- [What to do]:
Write out each line of the listing as it stands, without the images.

Collected data entries:
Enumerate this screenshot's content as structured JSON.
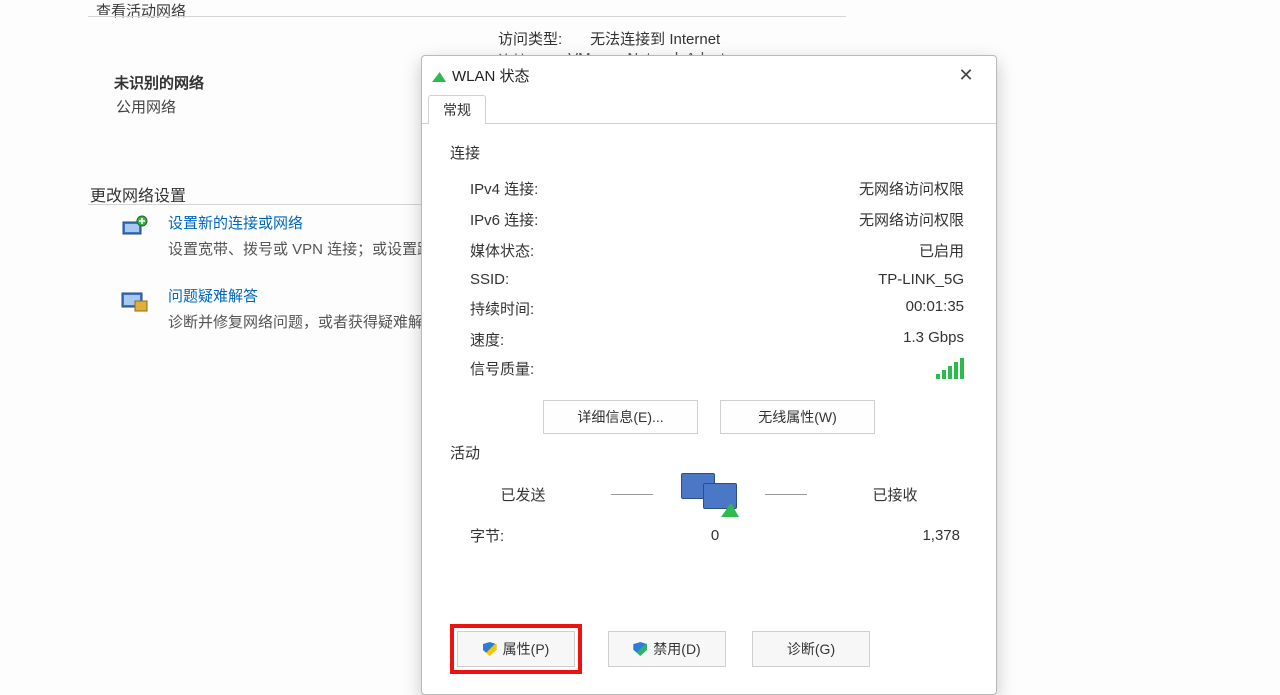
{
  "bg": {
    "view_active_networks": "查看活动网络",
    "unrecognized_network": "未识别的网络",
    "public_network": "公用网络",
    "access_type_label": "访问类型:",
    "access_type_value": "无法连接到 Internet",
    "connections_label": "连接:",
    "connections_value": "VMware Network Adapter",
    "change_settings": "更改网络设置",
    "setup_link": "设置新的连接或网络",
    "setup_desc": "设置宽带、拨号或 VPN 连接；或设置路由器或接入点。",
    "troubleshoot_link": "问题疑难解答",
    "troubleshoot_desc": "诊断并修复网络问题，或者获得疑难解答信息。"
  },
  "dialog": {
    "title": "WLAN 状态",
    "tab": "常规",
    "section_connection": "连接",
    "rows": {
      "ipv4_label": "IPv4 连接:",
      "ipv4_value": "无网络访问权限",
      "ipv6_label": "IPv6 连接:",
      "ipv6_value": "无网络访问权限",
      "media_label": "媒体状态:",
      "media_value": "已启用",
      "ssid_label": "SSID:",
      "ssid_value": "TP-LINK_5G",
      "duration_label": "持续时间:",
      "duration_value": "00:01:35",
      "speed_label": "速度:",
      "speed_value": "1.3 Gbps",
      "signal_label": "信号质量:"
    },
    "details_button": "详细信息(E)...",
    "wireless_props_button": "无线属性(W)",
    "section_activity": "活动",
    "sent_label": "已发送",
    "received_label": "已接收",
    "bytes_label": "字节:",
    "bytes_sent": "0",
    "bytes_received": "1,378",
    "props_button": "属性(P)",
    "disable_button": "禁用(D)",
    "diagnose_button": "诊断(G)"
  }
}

- [Correct output]:
Enumerate this screenshot's content as structured JSON.
{
  "bg": {
    "view_active_networks": "查看活动网络",
    "unrecognized_network": "未识别的网络",
    "public_network": "公用网络",
    "access_type_label": "访问类型:",
    "access_type_value": "无法连接到 Internet",
    "connections_label": "连接:",
    "connections_value": "VMware Network Adapter",
    "change_settings": "更改网络设置",
    "setup_link": "设置新的连接或网络",
    "setup_desc": "设置宽带、拨号或 VPN 连接；或设置路由器或接入点。",
    "troubleshoot_link": "问题疑难解答",
    "troubleshoot_desc": "诊断并修复网络问题，或者获得疑难解答信息。"
  },
  "dialog": {
    "title": "WLAN 状态",
    "tab": "常规",
    "section_connection": "连接",
    "rows": {
      "ipv4_label": "IPv4 连接:",
      "ipv4_value": "无网络访问权限",
      "ipv6_label": "IPv6 连接:",
      "ipv6_value": "无网络访问权限",
      "media_label": "媒体状态:",
      "media_value": "已启用",
      "ssid_label": "SSID:",
      "ssid_value": "TP-LINK_5G",
      "duration_label": "持续时间:",
      "duration_value": "00:01:35",
      "speed_label": "速度:",
      "speed_value": "1.3 Gbps",
      "signal_label": "信号质量:"
    },
    "details_button": "详细信息(E)...",
    "wireless_props_button": "无线属性(W)",
    "section_activity": "活动",
    "sent_label": "已发送",
    "received_label": "已接收",
    "bytes_label": "字节:",
    "bytes_sent": "0",
    "bytes_received": "1,378",
    "props_button": "属性(P)",
    "disable_button": "禁用(D)",
    "diagnose_button": "诊断(G)"
  }
}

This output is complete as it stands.